_Figure collection entries_:
· · · · ·

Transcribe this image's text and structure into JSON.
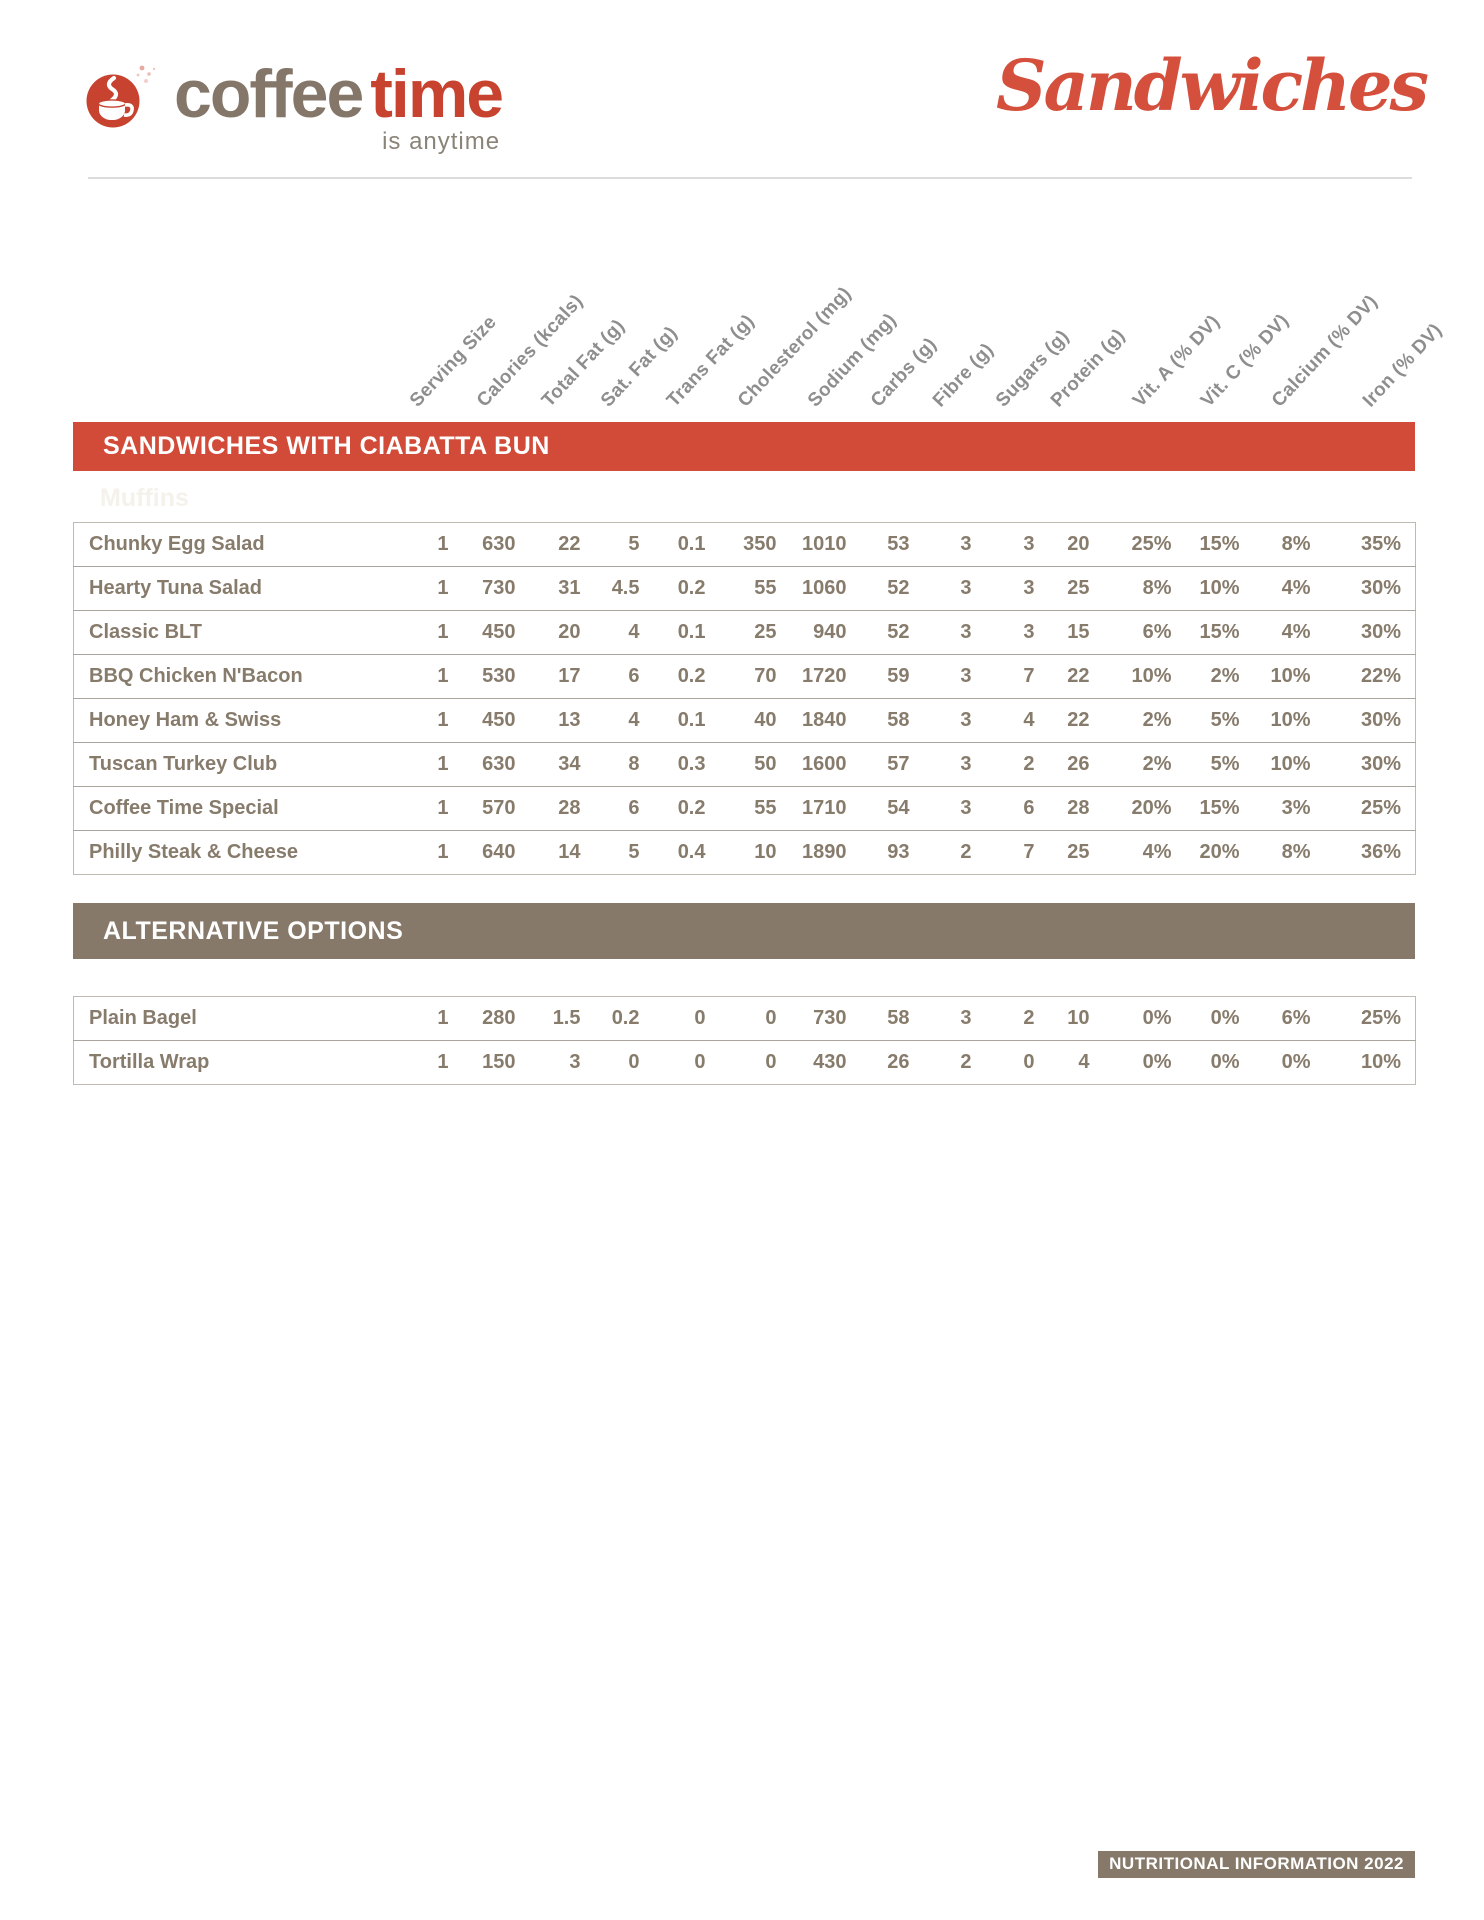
{
  "brand": {
    "word1": "coffee",
    "word2": "time",
    "tagline": "is anytime"
  },
  "title_script": "Sandwiches",
  "columns": [
    "Serving Size",
    "Calories (kcals)",
    "Total Fat (g)",
    "Sat. Fat (g)",
    "Trans Fat (g)",
    "Cholesterol (mg)",
    "Sodium (mg)",
    "Carbs (g)",
    "Fibre (g)",
    "Sugars (g)",
    "Protein (g)",
    "Vit. A (% DV)",
    "Vit. C (% DV)",
    "Calcium (% DV)",
    "Iron (% DV)"
  ],
  "sections": [
    {
      "title": "SANDWICHES WITH CIABATTA BUN",
      "ghost_label": "Muffins",
      "rows": [
        {
          "name": "Chunky Egg Salad",
          "values": [
            "1",
            "630",
            "22",
            "5",
            "0.1",
            "350",
            "1010",
            "53",
            "3",
            "3",
            "20",
            "25%",
            "15%",
            "8%",
            "35%"
          ]
        },
        {
          "name": "Hearty Tuna Salad",
          "values": [
            "1",
            "730",
            "31",
            "4.5",
            "0.2",
            "55",
            "1060",
            "52",
            "3",
            "3",
            "25",
            "8%",
            "10%",
            "4%",
            "30%"
          ]
        },
        {
          "name": "Classic BLT",
          "values": [
            "1",
            "450",
            "20",
            "4",
            "0.1",
            "25",
            "940",
            "52",
            "3",
            "3",
            "15",
            "6%",
            "15%",
            "4%",
            "30%"
          ]
        },
        {
          "name": "BBQ Chicken N'Bacon",
          "values": [
            "1",
            "530",
            "17",
            "6",
            "0.2",
            "70",
            "1720",
            "59",
            "3",
            "7",
            "22",
            "10%",
            "2%",
            "10%",
            "22%"
          ]
        },
        {
          "name": "Honey Ham & Swiss",
          "values": [
            "1",
            "450",
            "13",
            "4",
            "0.1",
            "40",
            "1840",
            "58",
            "3",
            "4",
            "22",
            "2%",
            "5%",
            "10%",
            "30%"
          ]
        },
        {
          "name": "Tuscan Turkey Club",
          "values": [
            "1",
            "630",
            "34",
            "8",
            "0.3",
            "50",
            "1600",
            "57",
            "3",
            "2",
            "26",
            "2%",
            "5%",
            "10%",
            "30%"
          ]
        },
        {
          "name": "Coffee Time Special",
          "values": [
            "1",
            "570",
            "28",
            "6",
            "0.2",
            "55",
            "1710",
            "54",
            "3",
            "6",
            "28",
            "20%",
            "15%",
            "3%",
            "25%"
          ]
        },
        {
          "name": "Philly Steak & Cheese",
          "values": [
            "1",
            "640",
            "14",
            "5",
            "0.4",
            "10",
            "1890",
            "93",
            "2",
            "7",
            "25",
            "4%",
            "20%",
            "8%",
            "36%"
          ]
        }
      ]
    },
    {
      "title": "ALTERNATIVE OPTIONS",
      "rows": [
        {
          "name": "Plain Bagel",
          "values": [
            "1",
            "280",
            "1.5",
            "0.2",
            "0",
            "0",
            "730",
            "58",
            "3",
            "2",
            "10",
            "0%",
            "0%",
            "6%",
            "25%"
          ]
        },
        {
          "name": "Tortilla Wrap",
          "values": [
            "1",
            "150",
            "3",
            "0",
            "0",
            "0",
            "430",
            "26",
            "2",
            "0",
            "4",
            "0%",
            "0%",
            "0%",
            "10%"
          ]
        }
      ]
    }
  ],
  "footer_badge": "NUTRITIONAL INFORMATION 2022",
  "colors": {
    "brand_red": "#c7432f",
    "bar_red": "#d24b38",
    "taupe": "#86796a",
    "cell_text": "#877b6c",
    "hdr_gray": "#8e8e8e"
  }
}
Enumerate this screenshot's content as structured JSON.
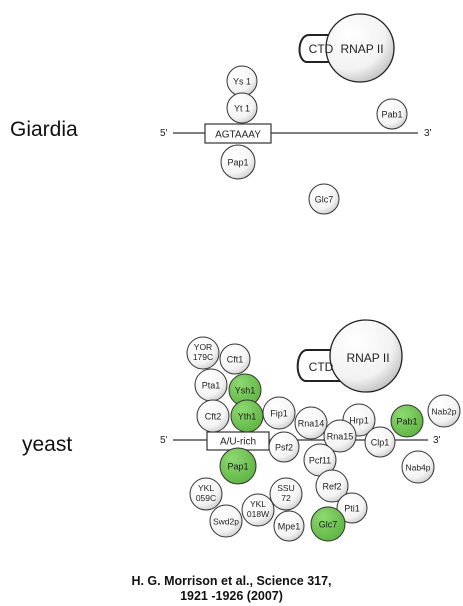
{
  "labels": {
    "giardia": "Giardia",
    "yeast": "yeast",
    "citation_line1": "H. G.  Morrison et al.,  Science  317,",
    "citation_line2": "1921 -1926 (2007)"
  },
  "giardia": {
    "five_prime": "5'",
    "three_prime": "3'",
    "motif": "AGTAAAY",
    "ctd": "CTD",
    "rnap": "RNAP II",
    "proteins": {
      "ys1": "Ys 1",
      "yt1": "Yt 1",
      "pap1": "Pap1",
      "pab1": "Pab1",
      "glc7": "Glc7"
    }
  },
  "yeast": {
    "five_prime": "5'",
    "three_prime": "3'",
    "motif": "A/U-rich",
    "ctd": "CTD",
    "rnap": "RNAP II",
    "proteins": {
      "yor179c_1": "YOR",
      "yor179c_2": "179C",
      "cft1": "Cft1",
      "pta1": "Pta1",
      "ysh1": "Ysh1",
      "cft2": "Cft2",
      "yth1": "Yth1",
      "fip1": "Fip1",
      "rna14": "Rna14",
      "hrp1": "Hrp1",
      "pab1": "Pab1",
      "nab2p": "Nab2p",
      "psf2": "Psf2",
      "rna15": "Rna15",
      "clp1": "Clp1",
      "pap1": "Pap1",
      "pcf11": "Pcf11",
      "nab4p": "Nab4p",
      "ykl059c_1": "YKL",
      "ykl059c_2": "059C",
      "ssu72_1": "SSU",
      "ssu72_2": "72",
      "ref2": "Ref2",
      "ykl018w_1": "YKL",
      "ykl018w_2": "018W",
      "pti1": "Pti1",
      "swd2p": "Swd2p",
      "mpe1": "Mpe1",
      "glc7": "Glc7"
    }
  },
  "colors": {
    "highlight_green": "#6cc14e",
    "protein_fill": "#ffffff",
    "stroke": "#333333",
    "rnap_shade": "#cfcfcf"
  }
}
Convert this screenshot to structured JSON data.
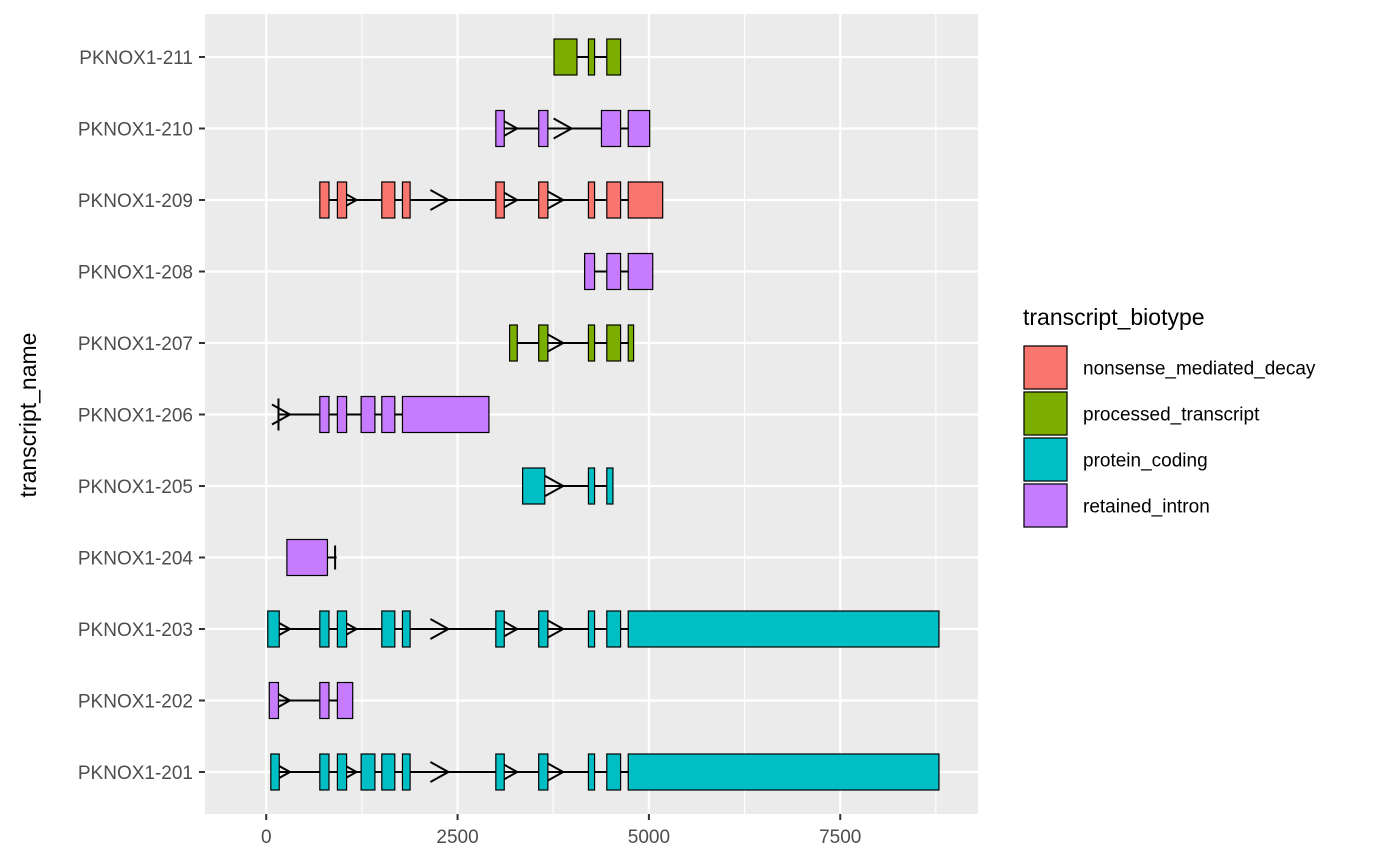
{
  "chart_data": {
    "type": "gene-model",
    "title": "",
    "xlabel": "",
    "ylabel": "transcript_name",
    "xlim": [
      -800,
      9300
    ],
    "x_ticks": [
      0,
      2500,
      5000,
      7500
    ],
    "x_tick_labels": [
      "0",
      "2500",
      "5000",
      "7500"
    ],
    "grid": true,
    "legend": {
      "title": "transcript_biotype",
      "position": "right",
      "entries": [
        {
          "name": "nonsense_mediated_decay",
          "color": "#F8766D"
        },
        {
          "name": "processed_transcript",
          "color": "#7CAE00"
        },
        {
          "name": "protein_coding",
          "color": "#00BFC4"
        },
        {
          "name": "retained_intron",
          "color": "#C77CFF"
        }
      ]
    },
    "transcripts": [
      {
        "name": "PKNOX1-211",
        "biotype": "processed_transcript",
        "exons": [
          [
            3760,
            4060
          ],
          [
            4210,
            4290
          ],
          [
            4450,
            4630
          ]
        ],
        "arrows": []
      },
      {
        "name": "PKNOX1-210",
        "biotype": "retained_intron",
        "exons": [
          [
            3000,
            3110
          ],
          [
            3560,
            3680
          ],
          [
            4380,
            4630
          ],
          [
            4730,
            5010
          ]
        ],
        "arrows": [
          3280,
          3990
        ]
      },
      {
        "name": "PKNOX1-209",
        "biotype": "nonsense_mediated_decay",
        "exons": [
          [
            700,
            820
          ],
          [
            930,
            1050
          ],
          [
            1510,
            1680
          ],
          [
            1780,
            1880
          ],
          [
            3000,
            3110
          ],
          [
            3560,
            3680
          ],
          [
            4210,
            4290
          ],
          [
            4450,
            4630
          ],
          [
            4730,
            5180
          ]
        ],
        "arrows": [
          1180,
          2380,
          3280,
          3880
        ]
      },
      {
        "name": "PKNOX1-208",
        "biotype": "retained_intron",
        "exons": [
          [
            4160,
            4290
          ],
          [
            4450,
            4630
          ],
          [
            4730,
            5050
          ]
        ],
        "arrows": []
      },
      {
        "name": "PKNOX1-207",
        "biotype": "processed_transcript",
        "exons": [
          [
            3180,
            3280
          ],
          [
            3560,
            3680
          ],
          [
            4210,
            4290
          ],
          [
            4450,
            4630
          ],
          [
            4730,
            4800
          ]
        ],
        "arrows": [
          3880
        ]
      },
      {
        "name": "PKNOX1-206",
        "biotype": "retained_intron",
        "exons": [
          [
            700,
            820
          ],
          [
            930,
            1050
          ],
          [
            1240,
            1420
          ],
          [
            1510,
            1680
          ],
          [
            1780,
            2910
          ]
        ],
        "arrows": [
          310
        ]
      },
      {
        "name": "PKNOX1-205",
        "biotype": "protein_coding",
        "exons": [
          [
            3350,
            3640
          ],
          [
            4210,
            4290
          ],
          [
            4450,
            4530
          ]
        ],
        "arrows": [
          3880
        ]
      },
      {
        "name": "PKNOX1-204",
        "biotype": "retained_intron",
        "exons": [
          [
            270,
            800
          ],
          [
            900,
            920
          ]
        ],
        "arrows": []
      },
      {
        "name": "PKNOX1-203",
        "biotype": "protein_coding",
        "exons": [
          [
            20,
            170
          ],
          [
            700,
            820
          ],
          [
            930,
            1050
          ],
          [
            1510,
            1680
          ],
          [
            1780,
            1880
          ],
          [
            3000,
            3110
          ],
          [
            3560,
            3680
          ],
          [
            4210,
            4290
          ],
          [
            4450,
            4630
          ],
          [
            4730,
            8790
          ]
        ],
        "arrows": [
          310,
          1180,
          2380,
          3280,
          3880
        ]
      },
      {
        "name": "PKNOX1-202",
        "biotype": "retained_intron",
        "exons": [
          [
            40,
            160
          ],
          [
            700,
            820
          ],
          [
            930,
            1130
          ]
        ],
        "arrows": [
          310
        ]
      },
      {
        "name": "PKNOX1-201",
        "biotype": "protein_coding",
        "exons": [
          [
            60,
            170
          ],
          [
            700,
            820
          ],
          [
            930,
            1050
          ],
          [
            1240,
            1420
          ],
          [
            1510,
            1680
          ],
          [
            1780,
            1880
          ],
          [
            3000,
            3110
          ],
          [
            3560,
            3680
          ],
          [
            4210,
            4290
          ],
          [
            4450,
            4630
          ],
          [
            4730,
            8790
          ]
        ],
        "arrows": [
          310,
          1180,
          2380,
          3280,
          3880
        ]
      }
    ]
  }
}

· · · · ·

_Your goal_: Go through the entries above and report every line in which the word "screenshot" appears.

_Task solution_:
Enumerate this screenshot's content as structured JSON.
Convert this screenshot to structured JSON data.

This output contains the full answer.